Task inputs:
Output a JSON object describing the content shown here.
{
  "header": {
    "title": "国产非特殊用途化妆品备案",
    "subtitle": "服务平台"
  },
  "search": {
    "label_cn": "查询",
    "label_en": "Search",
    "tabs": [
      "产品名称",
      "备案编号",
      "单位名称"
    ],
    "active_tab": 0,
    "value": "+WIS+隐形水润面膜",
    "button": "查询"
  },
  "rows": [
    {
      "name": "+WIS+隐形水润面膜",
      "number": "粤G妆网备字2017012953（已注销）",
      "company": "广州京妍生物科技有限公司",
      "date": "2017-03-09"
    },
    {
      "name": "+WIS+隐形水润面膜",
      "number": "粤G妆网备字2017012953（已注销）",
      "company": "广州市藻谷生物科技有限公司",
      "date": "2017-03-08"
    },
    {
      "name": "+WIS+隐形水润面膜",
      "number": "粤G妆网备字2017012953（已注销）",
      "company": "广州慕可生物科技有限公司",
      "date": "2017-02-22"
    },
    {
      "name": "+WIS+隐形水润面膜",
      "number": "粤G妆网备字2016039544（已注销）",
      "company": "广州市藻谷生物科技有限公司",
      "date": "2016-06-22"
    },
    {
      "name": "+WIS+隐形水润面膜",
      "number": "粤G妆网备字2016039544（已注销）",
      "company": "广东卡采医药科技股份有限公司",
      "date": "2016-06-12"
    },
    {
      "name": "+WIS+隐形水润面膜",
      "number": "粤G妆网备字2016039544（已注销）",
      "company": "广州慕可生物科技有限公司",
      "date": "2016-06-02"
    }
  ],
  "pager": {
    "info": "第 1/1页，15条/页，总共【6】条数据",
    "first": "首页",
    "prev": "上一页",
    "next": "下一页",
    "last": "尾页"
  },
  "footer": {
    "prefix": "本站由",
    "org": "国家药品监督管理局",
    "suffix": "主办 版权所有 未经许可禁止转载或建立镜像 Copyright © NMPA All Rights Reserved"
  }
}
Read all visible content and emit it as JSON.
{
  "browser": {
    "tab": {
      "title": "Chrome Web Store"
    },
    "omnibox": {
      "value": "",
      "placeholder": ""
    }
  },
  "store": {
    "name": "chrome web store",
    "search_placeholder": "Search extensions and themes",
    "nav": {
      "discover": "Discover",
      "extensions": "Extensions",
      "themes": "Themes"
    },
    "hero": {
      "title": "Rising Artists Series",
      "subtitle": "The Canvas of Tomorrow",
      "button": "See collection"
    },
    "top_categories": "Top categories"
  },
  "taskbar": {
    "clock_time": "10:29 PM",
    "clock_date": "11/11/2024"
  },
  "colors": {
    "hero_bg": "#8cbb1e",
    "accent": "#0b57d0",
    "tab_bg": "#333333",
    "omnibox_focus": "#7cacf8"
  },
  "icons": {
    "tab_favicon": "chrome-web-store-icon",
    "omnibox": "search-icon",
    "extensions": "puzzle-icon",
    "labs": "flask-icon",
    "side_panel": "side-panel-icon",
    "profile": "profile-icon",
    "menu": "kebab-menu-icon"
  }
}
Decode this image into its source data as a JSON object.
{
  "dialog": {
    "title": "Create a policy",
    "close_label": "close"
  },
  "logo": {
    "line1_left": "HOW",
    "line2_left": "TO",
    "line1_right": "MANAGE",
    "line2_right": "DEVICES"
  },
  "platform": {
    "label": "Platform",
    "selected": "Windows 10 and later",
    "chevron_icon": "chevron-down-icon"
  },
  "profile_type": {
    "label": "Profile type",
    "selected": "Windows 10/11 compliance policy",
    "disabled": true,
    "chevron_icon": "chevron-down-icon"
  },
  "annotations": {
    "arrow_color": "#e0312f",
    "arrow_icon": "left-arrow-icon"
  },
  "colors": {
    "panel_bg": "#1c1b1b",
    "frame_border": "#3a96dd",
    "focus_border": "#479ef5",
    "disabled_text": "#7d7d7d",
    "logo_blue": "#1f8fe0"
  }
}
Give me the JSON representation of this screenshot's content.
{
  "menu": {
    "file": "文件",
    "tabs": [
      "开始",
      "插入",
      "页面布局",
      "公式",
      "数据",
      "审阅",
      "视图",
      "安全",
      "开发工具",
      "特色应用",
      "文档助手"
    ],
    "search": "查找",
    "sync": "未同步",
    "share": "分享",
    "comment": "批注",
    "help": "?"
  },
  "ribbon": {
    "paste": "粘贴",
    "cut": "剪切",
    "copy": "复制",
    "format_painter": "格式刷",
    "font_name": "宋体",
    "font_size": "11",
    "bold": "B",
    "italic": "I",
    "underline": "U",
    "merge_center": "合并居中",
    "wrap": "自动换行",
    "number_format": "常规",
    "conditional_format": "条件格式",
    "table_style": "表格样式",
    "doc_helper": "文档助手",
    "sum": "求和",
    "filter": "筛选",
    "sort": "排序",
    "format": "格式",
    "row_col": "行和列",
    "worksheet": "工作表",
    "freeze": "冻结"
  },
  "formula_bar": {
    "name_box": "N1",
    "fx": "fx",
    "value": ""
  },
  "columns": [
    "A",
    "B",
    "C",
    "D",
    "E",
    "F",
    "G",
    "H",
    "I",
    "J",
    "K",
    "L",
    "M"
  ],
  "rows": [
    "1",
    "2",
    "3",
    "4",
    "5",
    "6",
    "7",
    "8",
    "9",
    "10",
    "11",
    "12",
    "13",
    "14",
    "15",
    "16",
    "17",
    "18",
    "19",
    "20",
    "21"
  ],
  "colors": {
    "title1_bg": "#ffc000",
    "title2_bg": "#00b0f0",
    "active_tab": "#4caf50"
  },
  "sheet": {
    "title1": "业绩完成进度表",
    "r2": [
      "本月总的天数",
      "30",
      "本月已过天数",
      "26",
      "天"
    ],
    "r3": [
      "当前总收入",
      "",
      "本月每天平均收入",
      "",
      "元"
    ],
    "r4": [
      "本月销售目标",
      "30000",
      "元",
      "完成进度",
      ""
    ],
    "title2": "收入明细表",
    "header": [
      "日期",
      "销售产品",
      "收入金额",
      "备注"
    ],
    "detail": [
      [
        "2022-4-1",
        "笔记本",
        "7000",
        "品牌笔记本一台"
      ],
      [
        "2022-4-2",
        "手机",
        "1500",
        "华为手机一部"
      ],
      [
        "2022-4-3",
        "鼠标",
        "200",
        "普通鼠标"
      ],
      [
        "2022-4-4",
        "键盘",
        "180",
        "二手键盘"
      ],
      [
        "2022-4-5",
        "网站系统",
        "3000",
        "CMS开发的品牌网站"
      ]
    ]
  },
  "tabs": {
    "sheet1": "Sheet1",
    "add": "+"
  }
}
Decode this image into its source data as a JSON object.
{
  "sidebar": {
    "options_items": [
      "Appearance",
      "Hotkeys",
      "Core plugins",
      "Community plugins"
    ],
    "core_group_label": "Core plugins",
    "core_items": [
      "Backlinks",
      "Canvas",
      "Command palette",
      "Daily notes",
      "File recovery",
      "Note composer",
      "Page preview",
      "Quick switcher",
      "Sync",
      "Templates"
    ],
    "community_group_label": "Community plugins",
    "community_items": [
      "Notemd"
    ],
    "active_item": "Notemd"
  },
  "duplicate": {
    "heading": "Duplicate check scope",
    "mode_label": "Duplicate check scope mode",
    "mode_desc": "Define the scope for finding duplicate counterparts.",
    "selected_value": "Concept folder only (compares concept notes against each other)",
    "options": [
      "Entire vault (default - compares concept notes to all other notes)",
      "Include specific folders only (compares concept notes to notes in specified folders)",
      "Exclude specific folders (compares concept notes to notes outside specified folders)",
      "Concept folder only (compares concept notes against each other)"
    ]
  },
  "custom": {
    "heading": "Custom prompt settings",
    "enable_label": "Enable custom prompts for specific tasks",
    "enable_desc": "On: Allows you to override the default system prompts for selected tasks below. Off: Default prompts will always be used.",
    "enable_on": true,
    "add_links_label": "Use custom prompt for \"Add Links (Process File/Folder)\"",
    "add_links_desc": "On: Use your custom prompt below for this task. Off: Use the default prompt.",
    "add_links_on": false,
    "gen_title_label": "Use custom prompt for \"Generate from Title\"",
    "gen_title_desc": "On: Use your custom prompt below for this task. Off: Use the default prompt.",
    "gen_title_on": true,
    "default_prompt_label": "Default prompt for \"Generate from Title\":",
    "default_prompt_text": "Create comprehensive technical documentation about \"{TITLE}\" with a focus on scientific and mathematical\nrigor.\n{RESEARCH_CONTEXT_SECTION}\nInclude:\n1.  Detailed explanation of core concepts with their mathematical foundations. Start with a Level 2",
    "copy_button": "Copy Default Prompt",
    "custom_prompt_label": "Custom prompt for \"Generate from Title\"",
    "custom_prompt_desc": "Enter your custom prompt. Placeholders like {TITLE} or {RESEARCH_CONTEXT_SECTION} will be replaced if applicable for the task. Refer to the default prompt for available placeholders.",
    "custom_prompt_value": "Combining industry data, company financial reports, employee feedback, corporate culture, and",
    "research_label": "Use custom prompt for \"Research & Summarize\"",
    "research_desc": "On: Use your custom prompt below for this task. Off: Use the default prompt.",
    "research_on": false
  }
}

Work to be completed: Copy, from the material above, each line in which the string "Create" occurs.

Right answer:
    "title": "Create a policy",
    "default_prompt_text": "Create comprehensive technical documentation about \"{TITLE}\" with a focus on scientific and mathematical\nrigor.\n{RESEARCH_CONTEXT_SECTION}\nInclude:\n1.  Detailed explanation of core concepts with their mathematical foundations. Start with a Level 2",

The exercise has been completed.